Written problem 1:
From the article on the Chappie soundtrack, list every musician named as a member of the Chappie Elektrik Synthphonia alongside Hans Zimmer.
Written problem 2:
Extend the article on the Chappie soundtrack, beginning right after its final sentence.

Excerpt to read:
Film score by Hans Zimmer and the Chappie Elektrik Synthphonia
- Released: March 10, 2015
- Recorded: 2014–2015
- Studio: Remote Control Productions, Santa Monica, California; Sony Scoring Stage, Sony Pictures Studios, Culver City, California;
- Genre: Film score
- Length: 63:06
- Label: Varèse Sarabande
- Producer: Hans Zimmer

Hans Zimmer chronology
| Interstellar (2014) | Chappie (2015) | Woman in Gold (2015) |

= Chappie (soundtrack) =

2015 film score by Hans Zimmer

Chappie (Original Motion Picture Soundtrack) is the film score to the 2015 film Chappie directed by Neill Blomkamp. The film score is composed by Hans Zimmer who formed a supergroup called the Chappie Elektrik Synthphonia, that featured Steve Mazzaro, Andrew Kawczynski, Andy Page, Ed Buller, Michael Tritter, Rich Walters and Junkie XL. The soundtrack was released digitally through Varèse Sarabande on March 10, 2015, and physically released a week later.

== Background ==
In December 2013, Ryan Amon who previously scored for Blomkamp's Elysium (2013) was set to reteam with the director on Chappie. Subsequently, Chris Clark and Rich Walters were also announced to co-compose the music with Amon. However, by November 2014, they were replaced by Hans Zimmer who took over the scoring dues. Zimmer composed the score with mostly electronic music and had collaborated with Steve Mazzaro, Andrew Kawczynski, Andy Page, Ed Buller, Michael Tritter, Rich Walters and Junkie XL to form a supergroup called the Chappie Elektrik Synthphonia.

Data excerpt:
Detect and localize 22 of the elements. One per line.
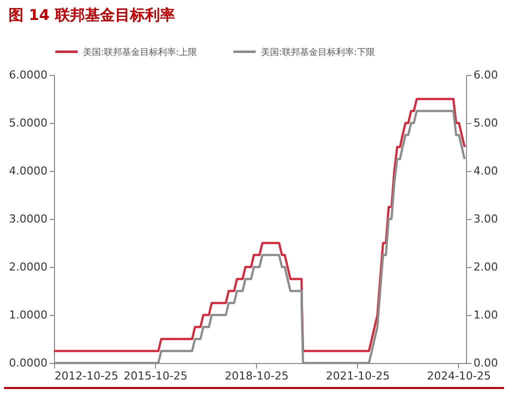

Expected output 1:
Steve Mazzaro
Andrew Kawczynski
Andy Page
Ed Buller
Michael Tritter
Rich Walters
Junkie XL

Expected output 2:
== Release ==
The soundtrack was released digitally on March 10, 2015, and in physical formats on March 17, under the Varèse Sarabande label.

== Track listing ==

| No. | Title | Length |
|---|---|---|
| 1. | "It's a Dangerous City" | 2:09 |
| 2. | "The Only Way Out of This" | 4:58 |
| 3. | "Use Your Mind" | 4:04 |
| 4. | "A Machine That Thinks and Feels" | 3:03 |
| 5. | "Firmware Update" | 3:52 |
| 6. | "Welcome To the Real World" | 3:52 |
| 7. | "The Black Sheep" | 4:28 |
| 8. | "Indestructible Robot Gangster #1" | 3:11 |
| 9. | "Breaking the Code" | 4:49 |
| 10. | "Rudest Bad Boy In Joburg" | 2:41 |
| 11. | "You Lied To Me" | 4:06 |
| 12. | "Mayhem Downtown" | 3:57 |
| 13. | "The Outside Is Temporary" | 3:09 |
| 14. | "Never Break a Promise" | 7:43 |
| 15. | "We Own This Sky" | 4:19 |
| 16. | "Illest Gangsta On the Block" | 2:45 |
| Total length: |  | 63:06 |

== Reception ==
Pete Simons of Synchrotones wrote:

"For most listeners Hans Zimmer's "Chappie" will prove quite the challenge [...] some of the soundscapes really interesting, some of the EDM-inspired cue quite exciting and [the] main theme works. There seem to be three central ideas: the lullaby, a grown-up theme and the mechanical tick-tock. Zimmer manages to juxtapose those on several occasions, giving the score some depth. At times, [we wonder that] this is Zimmer applying for the "Blade Runner 2" job, though it's a long way off that classic. So no, it didn't entirely float the proverbial boat, but there is plenty to enjoy."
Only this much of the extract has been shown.